■ 要做的事
更新讲电磁学的这段文字:从含有“电磁学或称电动力学或经典电动”的那句开始,到“全建立在这种基本观点之上的。”为止,把这一部分重新写出来,并把其中的“空虚空间”都换成“真空区域”。

■ 要读的文字
##############################

电磁学或称电动力学或经典电动力学。之所以称为经典是因为它不包括现代的量子电动力学的内容。电磁学的基本方程式为麦克斯韦方程组。

当时,使人难以清楚地把握电磁理论的本质的是下述特殊情况:电或磁的“场强度”和“位移”都被当做基本的变量来处理,空虚空间被认为是电介体的一种特殊形式。“场”的载体被认为是物质,而不是空间。这就暗示了“场”的载体应该有速度,而且,这当然也适用于“真空”(以太)。赫兹的移动物体的电动力学是完全建立在这种基本观点之上的。

洛伦兹的伟大功绩在于,他在这里以令人信服的方式完成了一个变革。按照他的观点,原则上“场”只能存在于虚空之中。被认为是由“原子”组成的物质,则是电荷的唯一基体;物质的粒子之间是空虚空间,它是电磁场的基体,而电磁场是由那些位于物质粒子上的点电荷的位置和速度产生的。介电常数、传导率等,只取决于那些组成物体的粒子之间的力学联系的种类。粒子上的电荷产生“场”,另一方面,“场”又以力的方式作用于粒子的电荷上,这里按照牛顿运动定律决定电荷的运动。如果人们拿这个与牛顿体系进行对比,那么其革新处就在于:超距作用被“场”所取代,而“场”能同时解释辐射。引力由于比较小而不予考虑,但是,通过扩充场的结构,即扩充麦克斯韦场定律,总有可能将引力包括在内。现在这一代物理学家认为,洛伦兹所得到的观点是唯一可能的。但在当时,这确实是一个惊人的大胆的步骤,要是没有它,就不可能有以后的发展。

##############################

■ 存好的行
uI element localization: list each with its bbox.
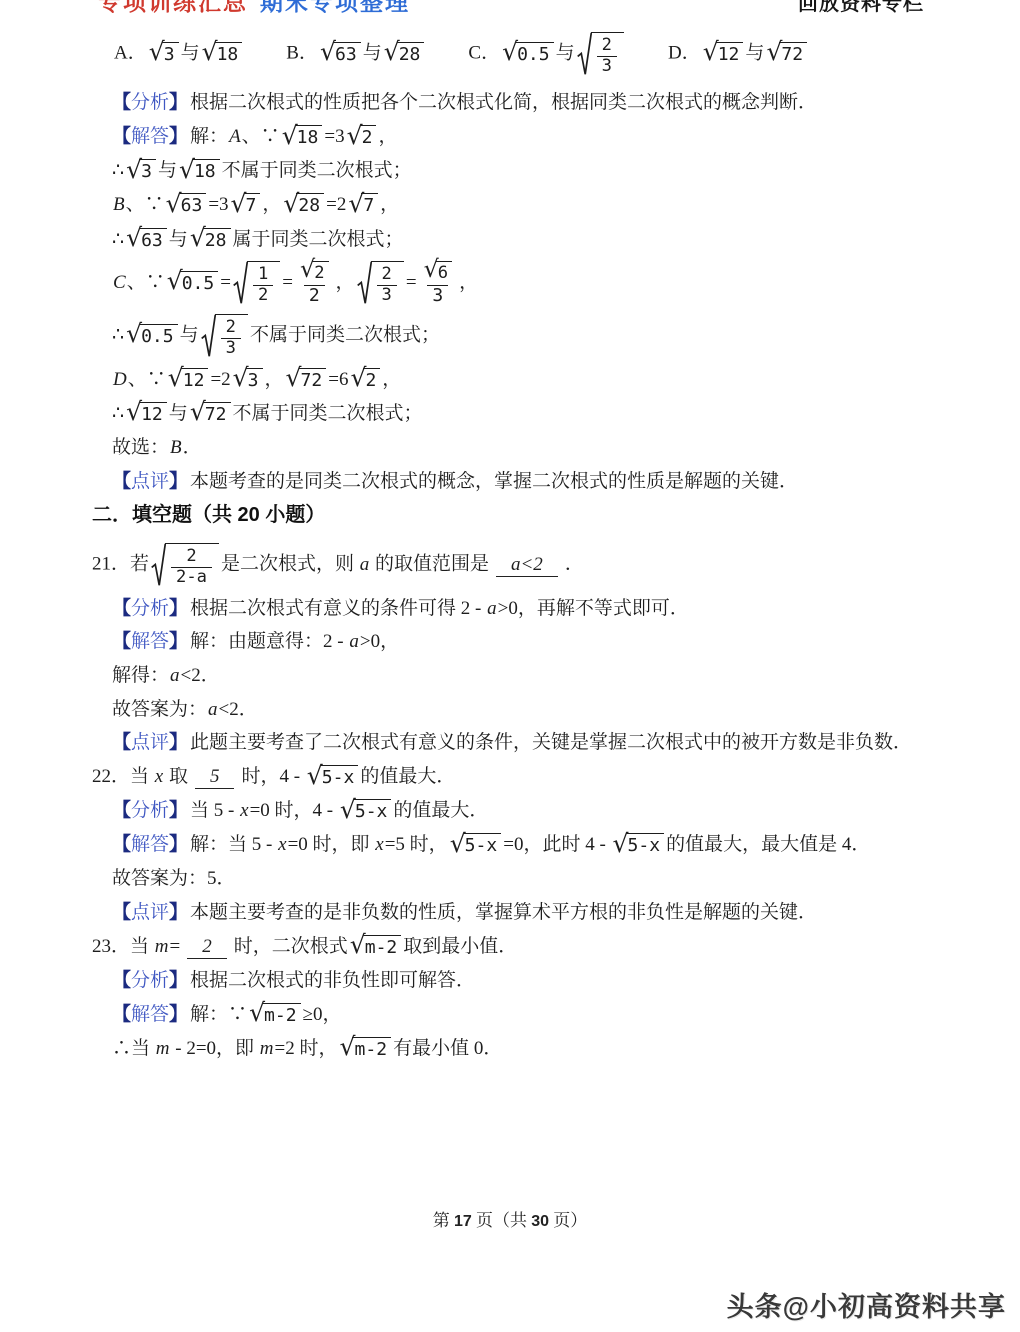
radical-sign-icon bbox=[201, 314, 216, 358]
label-text: 点评 bbox=[131, 471, 169, 492]
radical-sign: √ bbox=[340, 797, 356, 822]
text-run: 页） bbox=[549, 1211, 587, 1230]
page-number: 第 17 页（共 30 页） bbox=[0, 1206, 1020, 1231]
radical-sign: √ bbox=[300, 258, 315, 282]
math-variable: x bbox=[239, 800, 249, 821]
bold-text: 30 bbox=[531, 1213, 549, 1230]
radical-sign: √ bbox=[149, 39, 165, 64]
banner-blue-cropped-text: 期末专项整理 bbox=[260, 0, 410, 14]
math-variable: a bbox=[207, 699, 219, 720]
solution-step: 解得：a<2． bbox=[92, 663, 972, 689]
math-variable: a bbox=[359, 554, 371, 575]
text-run: >0，再解不等式即可． bbox=[498, 598, 689, 619]
radicand: 23 bbox=[371, 261, 404, 305]
label-bracket: 】 bbox=[169, 902, 188, 923]
text-run: = bbox=[282, 272, 293, 293]
radicand: 28 bbox=[296, 193, 324, 217]
watermark: 头条@小初高资料共享 bbox=[727, 1285, 1006, 1324]
label-bracket: 】 bbox=[169, 126, 188, 147]
math-variable: m bbox=[259, 1038, 275, 1059]
text-run: ∴ bbox=[112, 160, 124, 181]
section-label: 【解答】 bbox=[112, 631, 188, 652]
text-run: B． bbox=[286, 43, 318, 64]
fraction-numerator: √2 bbox=[295, 261, 334, 285]
sqrt-expression: √72 bbox=[766, 42, 807, 67]
text-run: ， bbox=[265, 369, 284, 390]
label-text: 分析 bbox=[131, 92, 169, 113]
text-run: C． bbox=[468, 43, 500, 64]
text-run: 的值最大，最大值是 4． bbox=[666, 834, 870, 855]
radical-sign: √ bbox=[231, 191, 247, 216]
radicand: 22-a bbox=[165, 543, 219, 587]
solution-step: ∴√0.5与23不属于同类二次根式； bbox=[92, 314, 972, 358]
radical-sign: √ bbox=[167, 268, 183, 293]
text-run: =2 时， bbox=[275, 1038, 338, 1059]
radical-sign: √ bbox=[282, 123, 298, 148]
sqrt-expression: √2 bbox=[347, 125, 377, 150]
text-run: 、∵ bbox=[128, 369, 166, 390]
question-22: 22．当 x 取5时，4 - √5-x的值最大． bbox=[92, 764, 972, 790]
text-run: 故答案为： bbox=[112, 699, 207, 720]
fraction-denominator: 2 bbox=[253, 285, 273, 306]
radical-sign: √ bbox=[766, 39, 782, 64]
section-label: 【分析】 bbox=[112, 970, 188, 991]
text-run: 的值最大． bbox=[393, 800, 488, 821]
text-run: 与 bbox=[158, 160, 177, 181]
text-run: = bbox=[220, 272, 231, 293]
label-bracket: 【 bbox=[112, 92, 131, 113]
text-run: ， bbox=[382, 369, 401, 390]
section-label: 【点评】 bbox=[112, 902, 188, 923]
label-text: 点评 bbox=[131, 902, 169, 923]
section-label: 【分析】 bbox=[112, 800, 188, 821]
answer-blank: a<2 bbox=[496, 554, 558, 577]
solution-step: 故答案为：a<2． bbox=[92, 697, 972, 723]
label-bracket: 】 bbox=[169, 471, 188, 492]
section-label: 【点评】 bbox=[112, 471, 188, 492]
sqrt-expression: √3 bbox=[126, 159, 156, 184]
sqrt-expression: √5-x bbox=[450, 833, 502, 858]
radical-sign: √ bbox=[307, 763, 323, 788]
radicand: 12 bbox=[716, 42, 744, 66]
text-run: 解：∵ bbox=[190, 1004, 247, 1025]
section-label: 【分析】 bbox=[112, 92, 188, 113]
text-run: 的值最大． bbox=[360, 766, 455, 787]
options-row: A．√3与√18B．√63与√28C．√0.5与23D．√12与√72 bbox=[92, 32, 972, 76]
sqrt-expression: √7 bbox=[231, 193, 261, 218]
radicand: 72 bbox=[203, 402, 231, 426]
sqrt-fraction-expression: 23 bbox=[357, 261, 404, 305]
radical-sign-icon bbox=[357, 261, 372, 305]
comment-line: 【点评】此题主要考查了二次根式有意义的条件，关键是掌握二次根式中的被开方数是非负… bbox=[92, 730, 972, 756]
radicand: 5-x bbox=[320, 765, 359, 789]
radical-sign: √ bbox=[703, 39, 719, 64]
text-run: ， bbox=[459, 272, 478, 293]
math-variable: x bbox=[154, 766, 164, 787]
radicand: 63 bbox=[179, 193, 207, 217]
text-run: 、∵ bbox=[242, 126, 280, 147]
text-run: ∴ bbox=[112, 229, 124, 250]
document-page: 专项训练汇总 期末专项整理 回放资料专栏 A．√3与√18B．√63与√28C．… bbox=[0, 0, 1020, 1332]
radical-sign: √ bbox=[126, 399, 142, 424]
label-text: 解答 bbox=[131, 834, 169, 855]
text-run: ． bbox=[565, 554, 584, 575]
label-bracket: 【 bbox=[112, 732, 131, 753]
section-label: 【解答】 bbox=[112, 126, 188, 147]
sqrt-expression: √0.5 bbox=[502, 42, 554, 67]
text-run: = bbox=[406, 272, 417, 293]
fraction-denominator: 3 bbox=[377, 285, 397, 306]
sqrt-fraction-expression: 12 bbox=[233, 261, 280, 305]
radical-sign: √ bbox=[190, 399, 206, 424]
text-run: 根据二次根式有意义的条件可得 2 - bbox=[190, 598, 486, 619]
question-21: 21．若22-a是二次根式，则 a 的取值范围是a<2． bbox=[92, 543, 972, 587]
analysis-line: 【分析】根据二次根式的性质把各个二次根式化简，根据同类二次根式的概念判断． bbox=[92, 90, 972, 116]
sqrt-expression: √18 bbox=[282, 125, 323, 150]
sqrt-expression: √28 bbox=[190, 228, 231, 253]
sqrt-fraction-expression: 23 bbox=[201, 314, 248, 358]
answer-blank: 5 bbox=[195, 766, 235, 789]
section-label: 【解答】 bbox=[112, 1004, 188, 1025]
solution-line: 【解答】解：A、∵√18=3√2， bbox=[92, 124, 972, 150]
math-variable: x bbox=[277, 834, 287, 855]
radical-sign: √ bbox=[424, 258, 439, 282]
text-run: 根据二次根式的非负性即可解答． bbox=[190, 970, 475, 991]
radical-sign-icon bbox=[233, 261, 248, 305]
text-run: 根据二次根式的性质把各个二次根式化简，根据同类二次根式的概念判断． bbox=[190, 92, 817, 113]
text-run: 22．当 bbox=[92, 766, 154, 787]
fraction-denominator: 2 bbox=[304, 285, 325, 307]
sqrt-expression: √63 bbox=[320, 42, 361, 67]
solution-line: 【解答】解：∵√m-2≥0， bbox=[92, 1002, 972, 1028]
text-run: 解：当 5 - bbox=[190, 834, 277, 855]
text-run: 不属于同类二次根式； bbox=[222, 160, 412, 181]
sqrt-expression: √28 bbox=[384, 42, 425, 67]
radicand: 18 bbox=[295, 125, 323, 149]
text-run: 21．若 bbox=[92, 554, 149, 575]
radical-sign: √ bbox=[350, 932, 366, 957]
sqrt-expression: √12 bbox=[126, 402, 167, 427]
fraction: 23 bbox=[377, 265, 397, 305]
label-text: 分析 bbox=[131, 800, 169, 821]
bold-text: 17 bbox=[454, 1213, 472, 1230]
solution-step: ∴当 m - 2=0，即 m=2 时，√m-2有最小值 0． bbox=[92, 1036, 972, 1062]
math-variable: D bbox=[112, 369, 128, 390]
text-run: ∴ bbox=[112, 403, 124, 424]
radicand: 23 bbox=[215, 314, 248, 358]
radicand: 5-x bbox=[626, 833, 665, 857]
text-run: =0，此时 4 - bbox=[503, 834, 610, 855]
text-run: ， bbox=[336, 272, 355, 293]
text-run: ， bbox=[380, 194, 399, 215]
sqrt-expression: √3 bbox=[233, 368, 263, 393]
label-bracket: 【 bbox=[112, 598, 131, 619]
text-run: <2． bbox=[181, 665, 220, 686]
text-run: 的取值范围是 bbox=[370, 554, 489, 575]
math-variable: x bbox=[374, 834, 384, 855]
label-bracket: 【 bbox=[112, 800, 131, 821]
label-bracket: 【 bbox=[112, 834, 131, 855]
math-variable: A bbox=[228, 126, 242, 147]
label-bracket: 】 bbox=[169, 1004, 188, 1025]
comment-line: 【点评】本题主要考查的是非负数的性质，掌握算术平方根的非负性是解题的关键． bbox=[92, 900, 972, 926]
sqrt-expression: √72 bbox=[190, 402, 231, 427]
text-run: 与 bbox=[745, 43, 764, 64]
math-variable: m bbox=[155, 1038, 171, 1059]
section-label: 【分析】 bbox=[112, 598, 188, 619]
radical-sign: √ bbox=[166, 191, 182, 216]
radicand: m-2 bbox=[262, 1003, 301, 1027]
text-run: ， bbox=[262, 194, 281, 215]
label-bracket: 】 bbox=[169, 631, 188, 652]
radical-sign: √ bbox=[202, 39, 218, 64]
radicand: 12 bbox=[247, 261, 280, 305]
text-run: 故选： bbox=[112, 437, 169, 458]
radicand: 12 bbox=[181, 368, 209, 392]
text-run: =6 bbox=[328, 369, 348, 390]
sqrt-expression: √18 bbox=[179, 159, 220, 184]
fraction-numerator: 2 bbox=[181, 547, 201, 567]
fraction-denominator: 2-a bbox=[171, 567, 212, 588]
label-bracket: 【 bbox=[112, 970, 131, 991]
sqrt-expression: √12 bbox=[703, 42, 744, 67]
radical-sign: √ bbox=[340, 1034, 356, 1059]
fraction-numerator: 2 bbox=[221, 318, 241, 338]
fraction-numerator: 1 bbox=[253, 265, 273, 285]
sqrt-expression: √m-2 bbox=[249, 1003, 301, 1028]
bold-text: 二．填空题（共 20 小题） bbox=[92, 504, 325, 526]
solution-line: 【解答】解：当 5 - x=0 时，即 x=5 时，√5-x=0，此时 4 - … bbox=[92, 832, 972, 858]
conclusion-line: 故选：B． bbox=[92, 435, 972, 461]
text-run: 与 bbox=[181, 43, 200, 64]
radical-sign: √ bbox=[348, 191, 364, 216]
text-run: ∴ bbox=[112, 325, 124, 346]
sqrt-expression: √5-x bbox=[340, 799, 392, 824]
math-variable: B bbox=[169, 437, 183, 458]
label-text: 分析 bbox=[131, 970, 169, 991]
banner-red-cropped-text: 专项训练汇总 bbox=[98, 0, 248, 14]
radicand: 5-x bbox=[353, 799, 392, 823]
section-heading: 二．填空题（共 20 小题） bbox=[92, 502, 972, 529]
text-run: 取到最小值． bbox=[403, 936, 517, 957]
radicand: 72 bbox=[779, 42, 807, 66]
fraction-denominator: 3 bbox=[427, 285, 448, 307]
section-label: 【点评】 bbox=[112, 732, 188, 753]
radical-sign: √ bbox=[384, 39, 400, 64]
radicand: 18 bbox=[215, 42, 243, 66]
solution-step: 故答案为：5． bbox=[92, 866, 972, 892]
analysis-line: 【分析】根据二次根式的非负性即可解答． bbox=[92, 968, 972, 994]
section-label: 【解答】 bbox=[112, 834, 188, 855]
math-variable: B bbox=[112, 194, 126, 215]
radicand: 0.5 bbox=[180, 271, 219, 295]
fraction: √63 bbox=[419, 261, 458, 307]
fraction: 12 bbox=[253, 265, 273, 305]
radicand: 12 bbox=[139, 402, 167, 426]
text-run: <2． bbox=[219, 699, 258, 720]
fraction: 23 bbox=[221, 318, 241, 358]
sqrt-expression: √2 bbox=[350, 368, 380, 393]
text-run: 属于同类二次根式； bbox=[233, 229, 404, 250]
sqrt-expression: √5-x bbox=[307, 765, 359, 790]
text-run: 与 bbox=[169, 229, 188, 250]
radicand: m-2 bbox=[352, 1037, 391, 1061]
radical-sign: √ bbox=[190, 225, 206, 250]
radicand: 23 bbox=[591, 32, 624, 76]
radicand: 0.5 bbox=[515, 42, 554, 66]
text-run: 是二次根式，则 bbox=[221, 554, 359, 575]
radical-sign: √ bbox=[347, 123, 363, 148]
text-run: =0 时，即 bbox=[288, 834, 375, 855]
radical-sign: √ bbox=[179, 157, 195, 182]
fraction-numerator: √6 bbox=[419, 261, 458, 285]
radicand: 0.5 bbox=[139, 324, 178, 348]
sqrt-expression: √6 bbox=[424, 261, 453, 285]
fraction-denominator: 3 bbox=[597, 56, 617, 77]
radical-sign: √ bbox=[126, 157, 142, 182]
text-run: =5 时， bbox=[385, 834, 448, 855]
radical-sign: √ bbox=[286, 365, 302, 390]
label-bracket: 【 bbox=[112, 126, 131, 147]
text-run: 故答案为：5． bbox=[112, 868, 236, 889]
radical-sign-icon bbox=[151, 543, 166, 587]
sqrt-fraction-expression: 22-a bbox=[151, 543, 219, 587]
solution-step: ∴√3与√18不属于同类二次根式； bbox=[92, 158, 972, 184]
math-variable: a bbox=[169, 665, 181, 686]
radical-sign: √ bbox=[450, 831, 466, 856]
radicand: 28 bbox=[397, 42, 425, 66]
text-run: 不属于同类二次根式； bbox=[233, 403, 423, 424]
comment-line: 【点评】本题考查的是同类二次根式的概念，掌握二次根式的性质是解题的关键． bbox=[92, 469, 972, 495]
text-run: 解： bbox=[190, 126, 228, 147]
label-text: 点评 bbox=[131, 732, 169, 753]
sqrt-expression: √0.5 bbox=[167, 271, 219, 296]
analysis-line: 【分析】当 5 - x=0 时，4 - √5-x的值最大． bbox=[92, 798, 972, 824]
label-text: 分析 bbox=[131, 598, 169, 619]
text-run: =2 bbox=[210, 369, 230, 390]
answer-blank: 2 bbox=[187, 936, 227, 959]
text-run: 与 bbox=[363, 43, 382, 64]
radical-sign: √ bbox=[320, 39, 336, 64]
label-bracket: 【 bbox=[112, 1004, 131, 1025]
math-variable: m bbox=[154, 936, 170, 957]
sqrt-expression: √12 bbox=[168, 368, 209, 393]
sqrt-fraction-expression: 23 bbox=[577, 32, 624, 76]
text-run: D． bbox=[668, 43, 701, 64]
fraction-numerator: 2 bbox=[597, 36, 617, 56]
radicand: 18 bbox=[192, 159, 220, 183]
solution-line: 【解答】解：由题意得：2 - a>0， bbox=[92, 629, 972, 655]
text-run: =2 bbox=[326, 194, 346, 215]
banner-logo-cropped-text: 回放资料专栏 bbox=[798, 0, 924, 14]
text-run: 、∵ bbox=[126, 194, 164, 215]
fraction: 22-a bbox=[171, 547, 212, 587]
math-variable: C bbox=[112, 272, 127, 293]
text-run: =3 bbox=[324, 126, 344, 147]
radicand: m-2 bbox=[363, 935, 402, 959]
text-run: 不属于同类二次根式； bbox=[250, 325, 440, 346]
label-bracket: 】 bbox=[169, 800, 188, 821]
math-variable: a bbox=[348, 631, 360, 652]
radical-sign: √ bbox=[126, 321, 142, 346]
top-banner: 专项训练汇总 期末专项整理 回放资料专栏 bbox=[92, 0, 972, 14]
solution-step: ∴√63与√28属于同类二次根式； bbox=[92, 227, 972, 253]
text-run: >0， bbox=[360, 631, 399, 652]
text-run: =3 bbox=[208, 194, 228, 215]
fraction-numerator: 2 bbox=[377, 265, 397, 285]
sqrt-expression: √0.5 bbox=[126, 324, 178, 349]
solution-step: C、∵√0.5=12=√22，23=√63， bbox=[92, 261, 972, 307]
text-run: 本题主要考查的是非负数的性质，掌握算术平方根的非负性是解题的关键． bbox=[190, 902, 817, 923]
radical-sign: √ bbox=[350, 365, 366, 390]
text-run: 与 bbox=[169, 403, 188, 424]
solution-step: B、∵√63=3√7，√28=2√7， bbox=[92, 192, 972, 218]
label-bracket: 】 bbox=[169, 732, 188, 753]
radicand: 63 bbox=[333, 42, 361, 66]
text-run: 解：由题意得：2 - bbox=[190, 631, 348, 652]
text-run: = bbox=[170, 936, 181, 957]
label-bracket: 【 bbox=[112, 902, 131, 923]
radicand: 63 bbox=[139, 228, 167, 252]
text-run: 当 5 - bbox=[190, 800, 239, 821]
text-run: 时，二次根式 bbox=[234, 936, 348, 957]
label-bracket: 】 bbox=[169, 834, 188, 855]
question-23: 23．当 m=2时，二次根式√m-2取到最小值． bbox=[92, 934, 972, 960]
sqrt-expression: √m-2 bbox=[350, 935, 402, 960]
sqrt-expression: √63 bbox=[166, 193, 207, 218]
text-run: ， bbox=[378, 126, 397, 147]
fraction: √22 bbox=[295, 261, 334, 307]
text-run: 与 bbox=[556, 43, 575, 64]
text-run: ∴当 bbox=[112, 1038, 155, 1059]
radical-sign: √ bbox=[502, 39, 518, 64]
radical-sign: √ bbox=[283, 191, 299, 216]
text-run: 有最小值 0． bbox=[393, 1038, 502, 1059]
sqrt-expression: √7 bbox=[348, 193, 378, 218]
solution-step: D、∵√12=2√3，√72=6√2， bbox=[92, 367, 972, 393]
analysis-line: 【分析】根据二次根式有意义的条件可得 2 - a>0，再解不等式即可． bbox=[92, 596, 972, 622]
sqrt-expression: √2 bbox=[300, 261, 329, 285]
solution-step: ∴√12与√72不属于同类二次根式； bbox=[92, 401, 972, 427]
label-bracket: 【 bbox=[112, 471, 131, 492]
text-run: A． bbox=[114, 43, 147, 64]
sqrt-expression: √5-x bbox=[613, 833, 665, 858]
radical-sign: √ bbox=[168, 365, 184, 390]
label-text: 解答 bbox=[131, 126, 169, 147]
radical-sign: √ bbox=[249, 1000, 265, 1025]
radicand: 28 bbox=[203, 228, 231, 252]
sqrt-expression: √28 bbox=[283, 193, 324, 218]
label-text: 解答 bbox=[131, 631, 169, 652]
radical-sign: √ bbox=[613, 831, 629, 856]
label-bracket: 【 bbox=[112, 631, 131, 652]
text-run: 解得： bbox=[112, 665, 169, 686]
radicand: 72 bbox=[299, 368, 327, 392]
text-run: 此题主要考查了二次根式有意义的条件，关键是掌握二次根式中的被开方数是非负数． bbox=[190, 732, 912, 753]
text-run: =0 时，4 - bbox=[250, 800, 338, 821]
text-run: 页（共 bbox=[472, 1211, 532, 1230]
math-variable: a bbox=[486, 598, 498, 619]
text-run: 本题考查的是同类二次根式的概念，掌握二次根式的性质是解题的关键． bbox=[190, 471, 798, 492]
label-bracket: 】 bbox=[169, 598, 188, 619]
fraction: 23 bbox=[597, 36, 617, 76]
text-run: 取 bbox=[164, 766, 188, 787]
sqrt-expression: √3 bbox=[149, 42, 179, 67]
fraction-denominator: 3 bbox=[221, 338, 241, 359]
text-run: ≥0， bbox=[303, 1004, 342, 1025]
label-bracket: 】 bbox=[169, 92, 188, 113]
radical-sign: √ bbox=[126, 225, 142, 250]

##############################

■ 输出结果
电磁学或称电动力学或经典电动力学。之所以称为经典是因为它不包括现代的量子电动力学的内容。电磁学的基本方程式为麦克斯韦方程组。

当时,使人难以清楚地把握电磁理论的本质的是下述特殊情况:电或磁的“场强度”和“位移”都被当做基本的变量来处理,真空区域被认为是电介体的一种特殊形式。“场”的载体被认为是物质,而不是空间。这就暗示了“场”的载体应该有速度,而且,这当然也适用于“真空”(以太)。赫兹的移动物体的电动力学是完全建立在这种基本观点之上的。